» What is required: Look through the listing below and work out how many of its lines hold the word "photo". Give only the number.

### Excerpted data

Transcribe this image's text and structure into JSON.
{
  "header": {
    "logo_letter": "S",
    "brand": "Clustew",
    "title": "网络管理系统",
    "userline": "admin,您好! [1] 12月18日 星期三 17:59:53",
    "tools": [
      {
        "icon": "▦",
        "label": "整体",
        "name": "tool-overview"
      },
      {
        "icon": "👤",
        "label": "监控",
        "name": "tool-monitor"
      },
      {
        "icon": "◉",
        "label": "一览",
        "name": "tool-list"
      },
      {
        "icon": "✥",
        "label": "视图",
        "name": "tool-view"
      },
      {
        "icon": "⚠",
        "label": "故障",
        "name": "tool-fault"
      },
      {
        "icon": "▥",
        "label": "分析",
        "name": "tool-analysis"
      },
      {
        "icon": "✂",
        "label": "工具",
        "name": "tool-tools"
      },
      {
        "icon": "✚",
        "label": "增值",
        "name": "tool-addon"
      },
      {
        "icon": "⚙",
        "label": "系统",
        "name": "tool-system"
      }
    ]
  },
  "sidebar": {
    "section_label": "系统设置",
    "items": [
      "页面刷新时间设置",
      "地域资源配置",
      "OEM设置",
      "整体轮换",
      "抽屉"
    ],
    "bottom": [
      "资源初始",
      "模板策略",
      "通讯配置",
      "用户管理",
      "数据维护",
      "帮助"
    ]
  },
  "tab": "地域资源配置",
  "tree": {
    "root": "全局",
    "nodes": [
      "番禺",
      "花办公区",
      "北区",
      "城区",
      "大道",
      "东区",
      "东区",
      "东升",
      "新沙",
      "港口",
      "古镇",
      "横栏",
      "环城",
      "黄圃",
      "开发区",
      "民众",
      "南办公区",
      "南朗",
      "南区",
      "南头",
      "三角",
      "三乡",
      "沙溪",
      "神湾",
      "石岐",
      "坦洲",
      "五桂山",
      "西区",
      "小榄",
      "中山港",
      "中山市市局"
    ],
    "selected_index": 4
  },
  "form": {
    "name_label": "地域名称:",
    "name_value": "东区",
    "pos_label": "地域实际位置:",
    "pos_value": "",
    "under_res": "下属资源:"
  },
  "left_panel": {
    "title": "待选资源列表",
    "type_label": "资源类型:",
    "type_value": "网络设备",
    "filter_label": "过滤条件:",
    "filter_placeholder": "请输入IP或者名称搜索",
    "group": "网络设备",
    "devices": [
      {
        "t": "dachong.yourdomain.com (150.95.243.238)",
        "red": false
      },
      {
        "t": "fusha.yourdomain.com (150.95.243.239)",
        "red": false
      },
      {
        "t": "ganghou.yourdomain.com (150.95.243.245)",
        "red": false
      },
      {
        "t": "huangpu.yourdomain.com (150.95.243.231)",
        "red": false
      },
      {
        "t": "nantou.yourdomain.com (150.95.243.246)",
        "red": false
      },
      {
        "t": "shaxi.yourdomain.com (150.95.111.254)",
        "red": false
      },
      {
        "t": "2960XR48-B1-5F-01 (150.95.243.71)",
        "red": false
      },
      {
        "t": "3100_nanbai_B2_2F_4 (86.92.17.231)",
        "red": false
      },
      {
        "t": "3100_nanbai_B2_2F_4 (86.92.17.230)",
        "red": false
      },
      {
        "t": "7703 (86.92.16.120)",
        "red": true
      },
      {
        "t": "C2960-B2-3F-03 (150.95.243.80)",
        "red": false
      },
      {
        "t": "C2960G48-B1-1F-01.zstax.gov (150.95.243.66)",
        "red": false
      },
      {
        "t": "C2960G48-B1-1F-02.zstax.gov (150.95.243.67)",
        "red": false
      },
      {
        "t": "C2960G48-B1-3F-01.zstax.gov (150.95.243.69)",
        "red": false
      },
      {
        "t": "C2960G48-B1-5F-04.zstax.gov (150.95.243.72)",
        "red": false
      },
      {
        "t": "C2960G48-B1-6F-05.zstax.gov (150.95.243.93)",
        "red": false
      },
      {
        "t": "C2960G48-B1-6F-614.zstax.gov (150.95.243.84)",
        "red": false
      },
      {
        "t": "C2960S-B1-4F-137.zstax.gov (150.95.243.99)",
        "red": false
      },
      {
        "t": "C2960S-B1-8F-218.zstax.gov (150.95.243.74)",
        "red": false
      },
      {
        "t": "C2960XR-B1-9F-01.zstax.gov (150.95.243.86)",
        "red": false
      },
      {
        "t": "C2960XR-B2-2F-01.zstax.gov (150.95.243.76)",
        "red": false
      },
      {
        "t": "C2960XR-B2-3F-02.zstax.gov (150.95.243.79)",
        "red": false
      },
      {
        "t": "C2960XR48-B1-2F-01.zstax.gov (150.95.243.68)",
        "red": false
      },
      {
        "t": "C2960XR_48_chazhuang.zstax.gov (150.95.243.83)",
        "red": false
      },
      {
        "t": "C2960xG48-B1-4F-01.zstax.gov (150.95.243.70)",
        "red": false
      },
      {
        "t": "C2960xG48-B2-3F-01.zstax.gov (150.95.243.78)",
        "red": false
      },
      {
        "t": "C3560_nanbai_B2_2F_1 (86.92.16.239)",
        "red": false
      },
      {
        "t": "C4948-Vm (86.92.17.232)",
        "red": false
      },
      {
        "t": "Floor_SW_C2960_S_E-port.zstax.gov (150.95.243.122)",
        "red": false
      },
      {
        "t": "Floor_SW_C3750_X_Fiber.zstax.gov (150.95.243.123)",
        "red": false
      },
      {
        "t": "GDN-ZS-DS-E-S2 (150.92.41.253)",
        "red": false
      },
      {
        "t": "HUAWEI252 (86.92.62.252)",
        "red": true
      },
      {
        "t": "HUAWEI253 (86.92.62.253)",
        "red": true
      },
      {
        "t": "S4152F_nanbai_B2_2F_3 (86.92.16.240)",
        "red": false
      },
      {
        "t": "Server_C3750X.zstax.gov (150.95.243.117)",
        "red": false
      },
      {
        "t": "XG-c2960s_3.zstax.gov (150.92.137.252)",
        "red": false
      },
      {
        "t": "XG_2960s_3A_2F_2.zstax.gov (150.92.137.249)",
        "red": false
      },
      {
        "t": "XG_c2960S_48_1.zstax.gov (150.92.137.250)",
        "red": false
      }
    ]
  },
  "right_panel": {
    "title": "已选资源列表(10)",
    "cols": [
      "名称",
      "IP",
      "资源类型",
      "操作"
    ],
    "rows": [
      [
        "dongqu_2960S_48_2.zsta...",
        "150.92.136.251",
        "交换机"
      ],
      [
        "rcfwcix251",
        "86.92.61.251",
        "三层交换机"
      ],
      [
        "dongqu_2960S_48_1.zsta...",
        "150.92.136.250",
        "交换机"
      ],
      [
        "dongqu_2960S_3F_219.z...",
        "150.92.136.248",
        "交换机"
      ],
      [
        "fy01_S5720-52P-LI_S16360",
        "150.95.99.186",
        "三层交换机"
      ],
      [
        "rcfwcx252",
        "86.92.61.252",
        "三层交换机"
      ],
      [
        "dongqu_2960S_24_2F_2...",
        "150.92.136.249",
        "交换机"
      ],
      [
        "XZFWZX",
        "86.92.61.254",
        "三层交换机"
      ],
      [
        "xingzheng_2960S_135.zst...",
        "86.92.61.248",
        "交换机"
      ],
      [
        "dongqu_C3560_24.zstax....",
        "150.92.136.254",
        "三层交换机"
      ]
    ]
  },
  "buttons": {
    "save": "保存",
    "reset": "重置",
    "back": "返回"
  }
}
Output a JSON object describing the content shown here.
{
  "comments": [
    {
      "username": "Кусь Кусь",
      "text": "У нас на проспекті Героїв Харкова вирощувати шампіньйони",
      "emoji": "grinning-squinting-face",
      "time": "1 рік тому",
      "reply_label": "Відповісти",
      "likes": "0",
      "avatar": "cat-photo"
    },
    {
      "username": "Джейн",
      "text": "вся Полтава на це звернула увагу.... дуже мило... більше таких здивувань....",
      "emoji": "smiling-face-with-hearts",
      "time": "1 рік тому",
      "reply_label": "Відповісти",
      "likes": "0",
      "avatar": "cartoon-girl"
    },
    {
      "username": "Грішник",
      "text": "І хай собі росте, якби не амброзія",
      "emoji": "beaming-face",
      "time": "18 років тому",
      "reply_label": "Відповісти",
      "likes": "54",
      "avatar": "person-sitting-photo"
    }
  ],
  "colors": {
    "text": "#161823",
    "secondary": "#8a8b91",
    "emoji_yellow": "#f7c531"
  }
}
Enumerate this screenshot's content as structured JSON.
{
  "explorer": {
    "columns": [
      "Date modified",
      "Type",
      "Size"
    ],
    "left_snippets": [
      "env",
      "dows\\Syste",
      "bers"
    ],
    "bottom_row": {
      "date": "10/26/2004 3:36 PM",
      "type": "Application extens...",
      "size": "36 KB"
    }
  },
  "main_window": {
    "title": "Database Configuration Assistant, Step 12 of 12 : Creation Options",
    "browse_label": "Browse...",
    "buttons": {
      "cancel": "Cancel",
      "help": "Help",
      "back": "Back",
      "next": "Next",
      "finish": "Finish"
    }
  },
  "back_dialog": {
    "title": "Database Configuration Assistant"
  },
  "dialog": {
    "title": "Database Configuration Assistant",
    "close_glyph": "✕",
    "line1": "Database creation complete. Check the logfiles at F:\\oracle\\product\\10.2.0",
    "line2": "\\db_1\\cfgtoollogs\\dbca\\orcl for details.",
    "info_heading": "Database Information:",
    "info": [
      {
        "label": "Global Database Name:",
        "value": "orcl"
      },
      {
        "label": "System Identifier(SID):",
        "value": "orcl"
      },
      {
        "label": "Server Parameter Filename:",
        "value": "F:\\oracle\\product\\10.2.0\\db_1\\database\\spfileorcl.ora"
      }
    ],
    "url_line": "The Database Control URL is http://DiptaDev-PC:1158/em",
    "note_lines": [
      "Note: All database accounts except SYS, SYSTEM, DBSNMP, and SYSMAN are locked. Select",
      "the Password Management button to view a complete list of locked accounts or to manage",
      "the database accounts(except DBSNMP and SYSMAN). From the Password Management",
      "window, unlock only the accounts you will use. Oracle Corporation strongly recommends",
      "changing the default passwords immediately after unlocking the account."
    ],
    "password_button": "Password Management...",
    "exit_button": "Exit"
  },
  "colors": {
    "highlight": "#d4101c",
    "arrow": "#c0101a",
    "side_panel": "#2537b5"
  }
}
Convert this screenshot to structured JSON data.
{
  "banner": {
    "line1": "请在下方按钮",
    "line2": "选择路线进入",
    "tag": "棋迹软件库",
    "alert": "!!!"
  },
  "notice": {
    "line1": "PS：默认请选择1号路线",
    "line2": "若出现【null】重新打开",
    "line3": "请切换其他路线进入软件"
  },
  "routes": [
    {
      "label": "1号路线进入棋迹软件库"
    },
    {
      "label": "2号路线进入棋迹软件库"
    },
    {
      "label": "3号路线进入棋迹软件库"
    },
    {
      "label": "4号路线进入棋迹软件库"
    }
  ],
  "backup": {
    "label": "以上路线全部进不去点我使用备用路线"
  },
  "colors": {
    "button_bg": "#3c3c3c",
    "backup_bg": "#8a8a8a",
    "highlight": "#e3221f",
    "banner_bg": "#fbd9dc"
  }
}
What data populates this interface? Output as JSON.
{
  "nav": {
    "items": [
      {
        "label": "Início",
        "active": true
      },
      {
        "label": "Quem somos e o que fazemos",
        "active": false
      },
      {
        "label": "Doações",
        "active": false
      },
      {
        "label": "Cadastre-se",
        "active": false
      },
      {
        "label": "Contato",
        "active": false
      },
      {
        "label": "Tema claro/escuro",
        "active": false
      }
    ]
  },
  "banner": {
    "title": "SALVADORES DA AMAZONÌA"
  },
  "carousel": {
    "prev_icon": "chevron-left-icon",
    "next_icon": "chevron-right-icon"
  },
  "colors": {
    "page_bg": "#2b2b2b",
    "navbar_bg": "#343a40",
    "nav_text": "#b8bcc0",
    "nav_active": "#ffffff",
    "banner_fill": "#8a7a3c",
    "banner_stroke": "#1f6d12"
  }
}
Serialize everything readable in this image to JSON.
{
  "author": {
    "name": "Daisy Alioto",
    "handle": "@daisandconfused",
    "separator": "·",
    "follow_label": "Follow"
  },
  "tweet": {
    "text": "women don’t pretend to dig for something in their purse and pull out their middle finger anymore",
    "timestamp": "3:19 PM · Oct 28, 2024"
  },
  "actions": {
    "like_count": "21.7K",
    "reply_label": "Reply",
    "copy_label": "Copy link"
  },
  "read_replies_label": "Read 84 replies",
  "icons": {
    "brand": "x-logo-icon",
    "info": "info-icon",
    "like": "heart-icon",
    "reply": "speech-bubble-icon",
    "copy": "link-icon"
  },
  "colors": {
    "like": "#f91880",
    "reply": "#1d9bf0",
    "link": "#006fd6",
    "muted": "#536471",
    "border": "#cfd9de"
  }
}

######

» Complete response: 2